# Excerpted data
'''

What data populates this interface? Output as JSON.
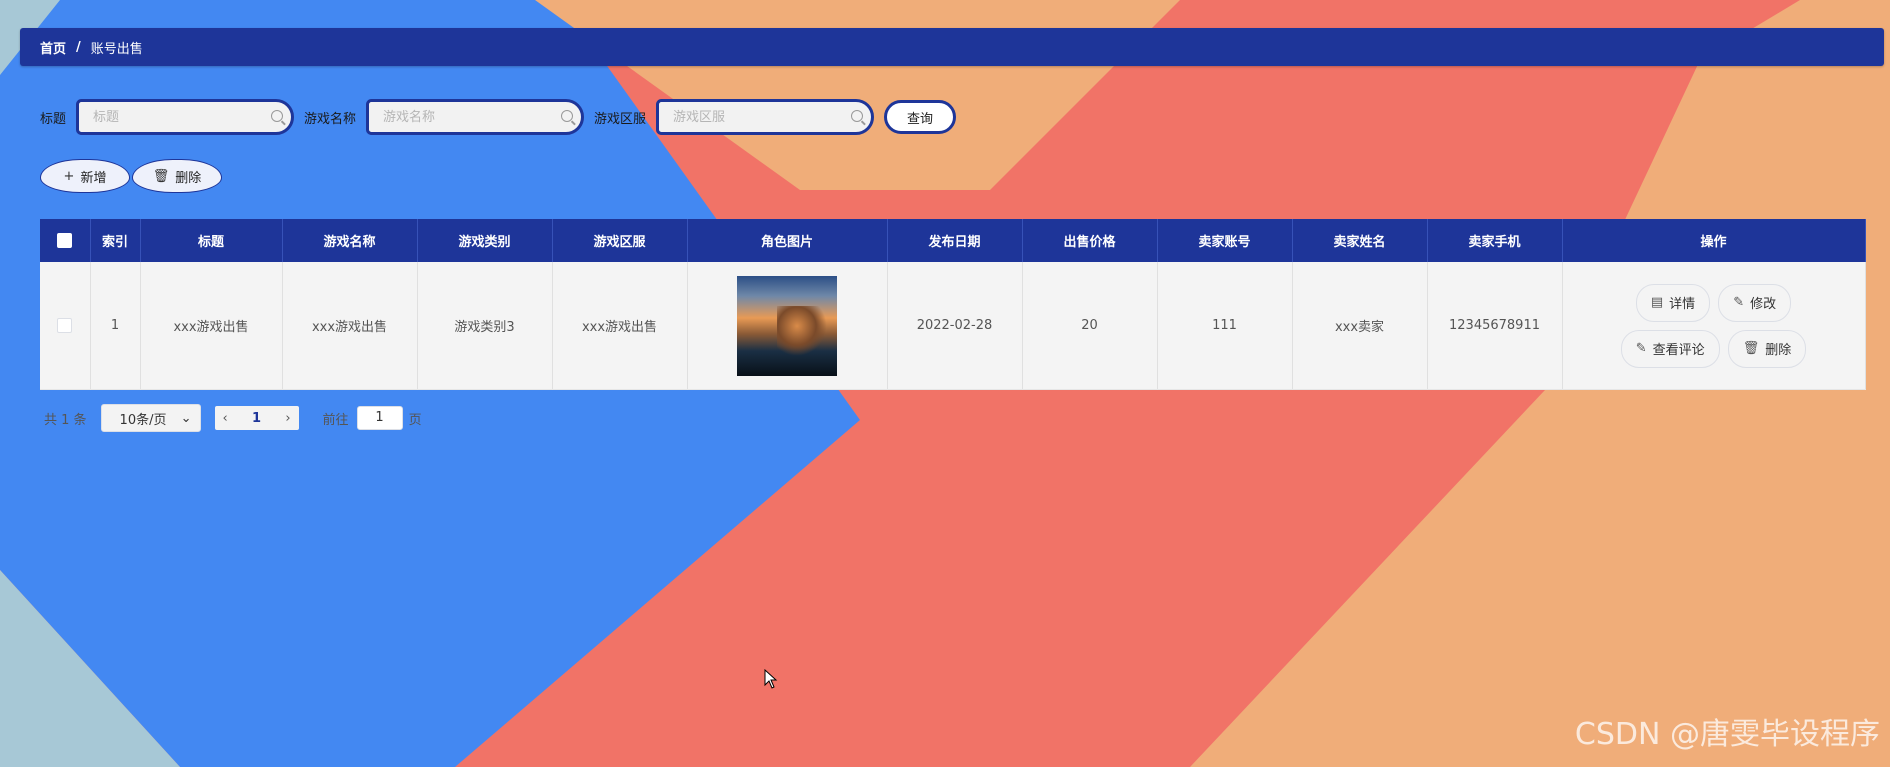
{
  "colors": {
    "primary": "#1e3599",
    "bg_blue": "#4388f2",
    "bg_orange": "#f0ad79",
    "bg_red": "#f17367",
    "bg_lightblue": "#a7c8d6"
  },
  "breadcrumb": {
    "home": "首页",
    "separator": "/",
    "current": "账号出售"
  },
  "search": {
    "title_label": "标题",
    "title_placeholder": "标题",
    "game_name_label": "游戏名称",
    "game_name_placeholder": "游戏名称",
    "server_label": "游戏区服",
    "server_placeholder": "游戏区服",
    "query_label": "查询"
  },
  "actions": {
    "add_label": "新增",
    "delete_label": "删除"
  },
  "table": {
    "columns": [
      "索引",
      "标题",
      "游戏名称",
      "游戏类别",
      "游戏区服",
      "角色图片",
      "发布日期",
      "出售价格",
      "卖家账号",
      "卖家姓名",
      "卖家手机",
      "操作"
    ],
    "rows": [
      {
        "index": "1",
        "title": "xxx游戏出售",
        "game_name": "xxx游戏出售",
        "game_category": "游戏类别3",
        "server": "xxx游戏出售",
        "publish_date": "2022-02-28",
        "price": "20",
        "seller_account": "111",
        "seller_name": "xxx卖家",
        "seller_phone": "12345678911",
        "ops": {
          "detail": "详情",
          "edit": "修改",
          "comments": "查看评论",
          "delete": "删除"
        }
      }
    ]
  },
  "pagination": {
    "total": "共 1 条",
    "page_size": "10条/页",
    "current_page": "1",
    "goto_label": "前往",
    "goto_value": "1",
    "page_suffix": "页"
  },
  "watermark": "CSDN @唐雯毕设程序"
}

'''

# Aim
Show every line where the string "xxx游戏出售" appears.

# Completed task
        "title": "xxx游戏出售",
        "game_name": "xxx游戏出售",
        "server": "xxx游戏出售",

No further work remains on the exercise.